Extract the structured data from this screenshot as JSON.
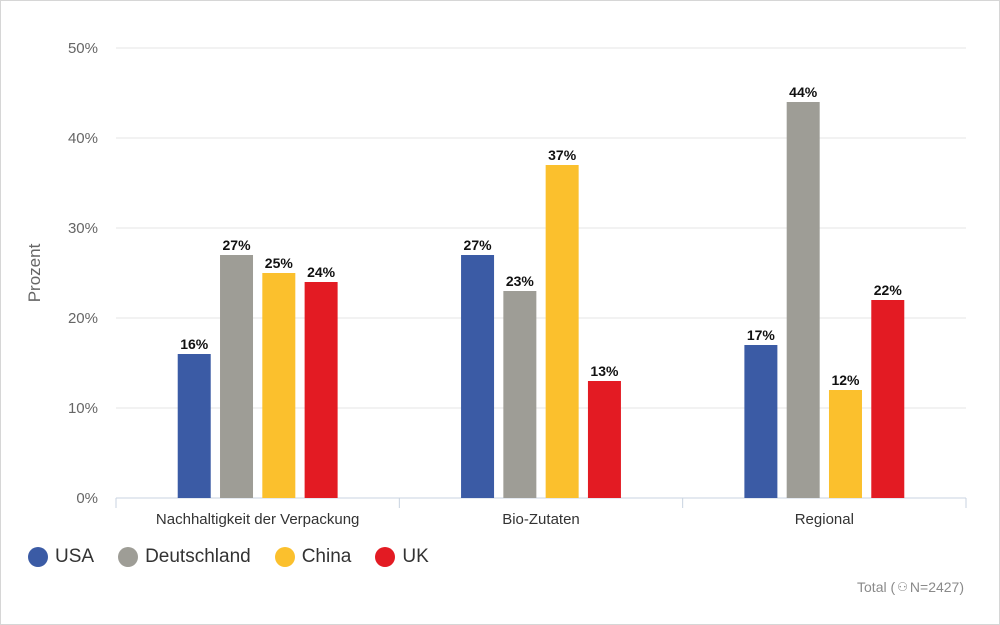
{
  "chart_data": {
    "type": "bar",
    "ylabel": "Prozent",
    "ylim": [
      0,
      50
    ],
    "yticks": [
      "0%",
      "10%",
      "20%",
      "30%",
      "40%",
      "50%"
    ],
    "categories": [
      "Nachhaltigkeit der Verpackung",
      "Bio-Zutaten",
      "Regional"
    ],
    "series": [
      {
        "name": "USA",
        "color": "#3b5ba5",
        "values": [
          16,
          27,
          17
        ],
        "labels": [
          "16%",
          "27%",
          "17%"
        ]
      },
      {
        "name": "Deutschland",
        "color": "#9e9d96",
        "values": [
          27,
          23,
          44
        ],
        "labels": [
          "27%",
          "23%",
          "44%"
        ]
      },
      {
        "name": "China",
        "color": "#fbc02d",
        "values": [
          25,
          37,
          12
        ],
        "labels": [
          "25%",
          "37%",
          "12%"
        ]
      },
      {
        "name": "UK",
        "color": "#e31b23",
        "values": [
          24,
          13,
          22
        ],
        "labels": [
          "24%",
          "13%",
          "22%"
        ]
      }
    ],
    "grid": true,
    "legend_position": "bottom-left"
  },
  "footer": {
    "prefix": "Total (",
    "icon": "people-icon",
    "suffix": " N=2427)"
  }
}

================

▶ **EXERCISE**
Write out the material above again, word for word, minus its pictures.

▶ **REPLY TO THE EXERCISE**
Extract the structured data from this screenshot as JSON.
{
  "chart_data": {
    "type": "bar",
    "ylabel": "Prozent",
    "ylim": [
      0,
      50
    ],
    "yticks": [
      "0%",
      "10%",
      "20%",
      "30%",
      "40%",
      "50%"
    ],
    "categories": [
      "Nachhaltigkeit der Verpackung",
      "Bio-Zutaten",
      "Regional"
    ],
    "series": [
      {
        "name": "USA",
        "color": "#3b5ba5",
        "values": [
          16,
          27,
          17
        ],
        "labels": [
          "16%",
          "27%",
          "17%"
        ]
      },
      {
        "name": "Deutschland",
        "color": "#9e9d96",
        "values": [
          27,
          23,
          44
        ],
        "labels": [
          "27%",
          "23%",
          "44%"
        ]
      },
      {
        "name": "China",
        "color": "#fbc02d",
        "values": [
          25,
          37,
          12
        ],
        "labels": [
          "25%",
          "37%",
          "12%"
        ]
      },
      {
        "name": "UK",
        "color": "#e31b23",
        "values": [
          24,
          13,
          22
        ],
        "labels": [
          "24%",
          "13%",
          "22%"
        ]
      }
    ],
    "grid": true,
    "legend_position": "bottom-left"
  },
  "footer": {
    "prefix": "Total (",
    "icon": "people-icon",
    "suffix": " N=2427)"
  }
}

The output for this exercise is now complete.